[Stored entries]
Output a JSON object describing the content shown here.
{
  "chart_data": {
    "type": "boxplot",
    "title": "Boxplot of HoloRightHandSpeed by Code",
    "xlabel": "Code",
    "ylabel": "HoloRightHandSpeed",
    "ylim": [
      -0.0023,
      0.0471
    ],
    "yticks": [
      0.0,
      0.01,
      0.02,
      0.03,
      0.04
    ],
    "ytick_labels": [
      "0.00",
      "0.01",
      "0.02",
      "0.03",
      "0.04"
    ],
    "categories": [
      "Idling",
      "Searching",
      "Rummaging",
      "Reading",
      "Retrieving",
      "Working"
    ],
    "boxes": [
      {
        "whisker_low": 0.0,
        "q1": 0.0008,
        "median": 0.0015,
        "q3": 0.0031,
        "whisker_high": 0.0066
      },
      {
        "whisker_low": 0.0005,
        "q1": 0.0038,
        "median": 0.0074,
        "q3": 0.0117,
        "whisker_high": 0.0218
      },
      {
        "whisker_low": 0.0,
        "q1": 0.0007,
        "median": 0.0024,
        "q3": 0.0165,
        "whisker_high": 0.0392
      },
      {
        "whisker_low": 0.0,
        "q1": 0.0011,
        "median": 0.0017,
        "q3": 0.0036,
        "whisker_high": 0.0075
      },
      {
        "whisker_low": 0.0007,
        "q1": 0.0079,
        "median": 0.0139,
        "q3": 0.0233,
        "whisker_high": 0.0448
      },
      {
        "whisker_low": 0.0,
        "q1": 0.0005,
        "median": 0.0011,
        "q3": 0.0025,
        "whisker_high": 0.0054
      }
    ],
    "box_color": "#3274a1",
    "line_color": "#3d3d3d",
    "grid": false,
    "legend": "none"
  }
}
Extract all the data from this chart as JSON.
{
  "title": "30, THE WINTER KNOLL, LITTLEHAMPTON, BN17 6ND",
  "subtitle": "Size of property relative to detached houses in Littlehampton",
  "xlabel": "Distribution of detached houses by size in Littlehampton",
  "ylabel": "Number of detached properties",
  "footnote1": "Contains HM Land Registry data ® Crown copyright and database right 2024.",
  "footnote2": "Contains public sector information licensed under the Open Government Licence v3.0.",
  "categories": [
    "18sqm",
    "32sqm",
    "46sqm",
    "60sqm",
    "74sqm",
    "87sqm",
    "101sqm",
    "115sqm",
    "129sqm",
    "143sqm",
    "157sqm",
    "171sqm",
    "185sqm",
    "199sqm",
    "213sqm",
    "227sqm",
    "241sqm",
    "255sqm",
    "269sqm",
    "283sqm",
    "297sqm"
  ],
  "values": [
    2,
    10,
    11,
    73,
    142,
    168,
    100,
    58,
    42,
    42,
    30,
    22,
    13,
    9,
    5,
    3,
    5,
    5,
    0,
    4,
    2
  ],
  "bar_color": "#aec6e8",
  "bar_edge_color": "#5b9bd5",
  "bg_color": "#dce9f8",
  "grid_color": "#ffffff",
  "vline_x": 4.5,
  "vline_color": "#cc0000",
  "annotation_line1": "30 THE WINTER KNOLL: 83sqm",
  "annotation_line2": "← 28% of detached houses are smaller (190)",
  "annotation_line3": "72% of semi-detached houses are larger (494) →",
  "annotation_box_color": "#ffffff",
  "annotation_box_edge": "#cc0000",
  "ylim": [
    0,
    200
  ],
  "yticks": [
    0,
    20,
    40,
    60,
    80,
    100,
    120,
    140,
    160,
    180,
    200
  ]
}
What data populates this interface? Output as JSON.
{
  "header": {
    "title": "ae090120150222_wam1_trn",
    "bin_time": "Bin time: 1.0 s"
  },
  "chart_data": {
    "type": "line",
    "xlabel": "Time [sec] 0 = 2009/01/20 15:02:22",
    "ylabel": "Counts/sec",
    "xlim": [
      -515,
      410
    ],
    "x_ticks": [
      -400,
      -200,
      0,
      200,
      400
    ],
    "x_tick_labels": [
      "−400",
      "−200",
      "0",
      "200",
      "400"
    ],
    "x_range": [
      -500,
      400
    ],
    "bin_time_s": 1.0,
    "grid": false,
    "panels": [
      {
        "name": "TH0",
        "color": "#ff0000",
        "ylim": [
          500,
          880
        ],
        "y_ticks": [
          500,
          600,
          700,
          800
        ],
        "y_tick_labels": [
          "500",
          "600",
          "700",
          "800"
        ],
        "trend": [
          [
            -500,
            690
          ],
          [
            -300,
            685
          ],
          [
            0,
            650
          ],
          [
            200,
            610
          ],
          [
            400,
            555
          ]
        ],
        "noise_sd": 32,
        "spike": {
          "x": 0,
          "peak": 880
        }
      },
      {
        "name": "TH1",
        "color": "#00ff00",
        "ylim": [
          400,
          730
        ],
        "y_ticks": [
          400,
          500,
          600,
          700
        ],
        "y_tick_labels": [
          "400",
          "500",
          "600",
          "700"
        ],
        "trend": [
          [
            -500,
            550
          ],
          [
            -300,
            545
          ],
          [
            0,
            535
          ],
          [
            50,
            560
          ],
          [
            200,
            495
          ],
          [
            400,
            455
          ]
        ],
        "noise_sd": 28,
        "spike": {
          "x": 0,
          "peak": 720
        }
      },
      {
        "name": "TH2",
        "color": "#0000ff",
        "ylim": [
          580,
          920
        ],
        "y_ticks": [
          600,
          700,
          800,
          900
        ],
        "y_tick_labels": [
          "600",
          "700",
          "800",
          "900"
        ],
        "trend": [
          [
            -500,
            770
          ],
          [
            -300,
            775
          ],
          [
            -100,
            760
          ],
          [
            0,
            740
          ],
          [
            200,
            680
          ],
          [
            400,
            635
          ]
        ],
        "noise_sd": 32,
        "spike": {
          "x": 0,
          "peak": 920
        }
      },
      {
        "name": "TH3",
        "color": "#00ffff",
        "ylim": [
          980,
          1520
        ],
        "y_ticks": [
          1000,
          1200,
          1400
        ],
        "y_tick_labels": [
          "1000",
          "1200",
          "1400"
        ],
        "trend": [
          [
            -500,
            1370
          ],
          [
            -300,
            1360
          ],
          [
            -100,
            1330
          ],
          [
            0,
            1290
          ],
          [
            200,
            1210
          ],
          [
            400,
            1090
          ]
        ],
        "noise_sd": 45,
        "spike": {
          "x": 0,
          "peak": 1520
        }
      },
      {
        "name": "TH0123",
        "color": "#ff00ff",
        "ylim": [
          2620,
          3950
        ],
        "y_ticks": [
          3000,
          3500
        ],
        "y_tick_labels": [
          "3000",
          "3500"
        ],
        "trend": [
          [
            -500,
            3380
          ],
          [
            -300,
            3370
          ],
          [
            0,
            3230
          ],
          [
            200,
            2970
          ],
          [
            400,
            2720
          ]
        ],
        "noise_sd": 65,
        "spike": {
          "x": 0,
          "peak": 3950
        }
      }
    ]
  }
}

• Task
Above are the records; copy all of them exactly.

• Task answer
Output a JSON object describing the content shown here.
{
  "chart_data": {
    "type": "boxplot",
    "title": "Boxplot of HoloRightHandSpeed by Code",
    "xlabel": "Code",
    "ylabel": "HoloRightHandSpeed",
    "ylim": [
      -0.0023,
      0.0471
    ],
    "yticks": [
      0.0,
      0.01,
      0.02,
      0.03,
      0.04
    ],
    "ytick_labels": [
      "0.00",
      "0.01",
      "0.02",
      "0.03",
      "0.04"
    ],
    "categories": [
      "Idling",
      "Searching",
      "Rummaging",
      "Reading",
      "Retrieving",
      "Working"
    ],
    "boxes": [
      {
        "whisker_low": 0.0,
        "q1": 0.0008,
        "median": 0.0015,
        "q3": 0.0031,
        "whisker_high": 0.0066
      },
      {
        "whisker_low": 0.0005,
        "q1": 0.0038,
        "median": 0.0074,
        "q3": 0.0117,
        "whisker_high": 0.0218
      },
      {
        "whisker_low": 0.0,
        "q1": 0.0007,
        "median": 0.0024,
        "q3": 0.0165,
        "whisker_high": 0.0392
      },
      {
        "whisker_low": 0.0,
        "q1": 0.0011,
        "median": 0.0017,
        "q3": 0.0036,
        "whisker_high": 0.0075
      },
      {
        "whisker_low": 0.0007,
        "q1": 0.0079,
        "median": 0.0139,
        "q3": 0.0233,
        "whisker_high": 0.0448
      },
      {
        "whisker_low": 0.0,
        "q1": 0.0005,
        "median": 0.0011,
        "q3": 0.0025,
        "whisker_high": 0.0054
      }
    ],
    "box_color": "#3274a1",
    "line_color": "#3d3d3d",
    "grid": false,
    "legend": "none"
  }
}
Extract all the data from this chart as JSON.
{
  "title": "30, THE WINTER KNOLL, LITTLEHAMPTON, BN17 6ND",
  "subtitle": "Size of property relative to detached houses in Littlehampton",
  "xlabel": "Distribution of detached houses by size in Littlehampton",
  "ylabel": "Number of detached properties",
  "footnote1": "Contains HM Land Registry data ® Crown copyright and database right 2024.",
  "footnote2": "Contains public sector information licensed under the Open Government Licence v3.0.",
  "categories": [
    "18sqm",
    "32sqm",
    "46sqm",
    "60sqm",
    "74sqm",
    "87sqm",
    "101sqm",
    "115sqm",
    "129sqm",
    "143sqm",
    "157sqm",
    "171sqm",
    "185sqm",
    "199sqm",
    "213sqm",
    "227sqm",
    "241sqm",
    "255sqm",
    "269sqm",
    "283sqm",
    "297sqm"
  ],
  "values": [
    2,
    10,
    11,
    73,
    142,
    168,
    100,
    58,
    42,
    42,
    30,
    22,
    13,
    9,
    5,
    3,
    5,
    5,
    0,
    4,
    2
  ],
  "bar_color": "#aec6e8",
  "bar_edge_color": "#5b9bd5",
  "bg_color": "#dce9f8",
  "grid_color": "#ffffff",
  "vline_x": 4.5,
  "vline_color": "#cc0000",
  "annotation_line1": "30 THE WINTER KNOLL: 83sqm",
  "annotation_line2": "← 28% of detached houses are smaller (190)",
  "annotation_line3": "72% of semi-detached houses are larger (494) →",
  "annotation_box_color": "#ffffff",
  "annotation_box_edge": "#cc0000",
  "ylim": [
    0,
    200
  ],
  "yticks": [
    0,
    20,
    40,
    60,
    80,
    100,
    120,
    140,
    160,
    180,
    200
  ]
}
What data populates this interface? Output as JSON.
{
  "header": {
    "title": "ae090120150222_wam1_trn",
    "bin_time": "Bin time: 1.0 s"
  },
  "chart_data": {
    "type": "line",
    "xlabel": "Time [sec] 0 = 2009/01/20 15:02:22",
    "ylabel": "Counts/sec",
    "xlim": [
      -515,
      410
    ],
    "x_ticks": [
      -400,
      -200,
      0,
      200,
      400
    ],
    "x_tick_labels": [
      "−400",
      "−200",
      "0",
      "200",
      "400"
    ],
    "x_range": [
      -500,
      400
    ],
    "bin_time_s": 1.0,
    "grid": false,
    "panels": [
      {
        "name": "TH0",
        "color": "#ff0000",
        "ylim": [
          500,
          880
        ],
        "y_ticks": [
          500,
          600,
          700,
          800
        ],
        "y_tick_labels": [
          "500",
          "600",
          "700",
          "800"
        ],
        "trend": [
          [
            -500,
            690
          ],
          [
            -300,
            685
          ],
          [
            0,
            650
          ],
          [
            200,
            610
          ],
          [
            400,
            555
          ]
        ],
        "noise_sd": 32,
        "spike": {
          "x": 0,
          "peak": 880
        }
      },
      {
        "name": "TH1",
        "color": "#00ff00",
        "ylim": [
          400,
          730
        ],
        "y_ticks": [
          400,
          500,
          600,
          700
        ],
        "y_tick_labels": [
          "400",
          "500",
          "600",
          "700"
        ],
        "trend": [
          [
            -500,
            550
          ],
          [
            -300,
            545
          ],
          [
            0,
            535
          ],
          [
            50,
            560
          ],
          [
            200,
            495
          ],
          [
            400,
            455
          ]
        ],
        "noise_sd": 28,
        "spike": {
          "x": 0,
          "peak": 720
        }
      },
      {
        "name": "TH2",
        "color": "#0000ff",
        "ylim": [
          580,
          920
        ],
        "y_ticks": [
          600,
          700,
          800,
          900
        ],
        "y_tick_labels": [
          "600",
          "700",
          "800",
          "900"
        ],
        "trend": [
          [
            -500,
            770
          ],
          [
            -300,
            775
          ],
          [
            -100,
            760
          ],
          [
            0,
            740
          ],
          [
            200,
            680
          ],
          [
            400,
            635
          ]
        ],
        "noise_sd": 32,
        "spike": {
          "x": 0,
          "peak": 920
        }
      },
      {
        "name": "TH3",
        "color": "#00ffff",
        "ylim": [
          980,
          1520
        ],
        "y_ticks": [
          1000,
          1200,
          1400
        ],
        "y_tick_labels": [
          "1000",
          "1200",
          "1400"
        ],
        "trend": [
          [
            -500,
            1370
          ],
          [
            -300,
            1360
          ],
          [
            -100,
            1330
          ],
          [
            0,
            1290
          ],
          [
            200,
            1210
          ],
          [
            400,
            1090
          ]
        ],
        "noise_sd": 45,
        "spike": {
          "x": 0,
          "peak": 1520
        }
      },
      {
        "name": "TH0123",
        "color": "#ff00ff",
        "ylim": [
          2620,
          3950
        ],
        "y_ticks": [
          3000,
          3500
        ],
        "y_tick_labels": [
          "3000",
          "3500"
        ],
        "trend": [
          [
            -500,
            3380
          ],
          [
            -300,
            3370
          ],
          [
            0,
            3230
          ],
          [
            200,
            2970
          ],
          [
            400,
            2720
          ]
        ],
        "noise_sd": 65,
        "spike": {
          "x": 0,
          "peak": 3950
        }
      }
    ]
  }
}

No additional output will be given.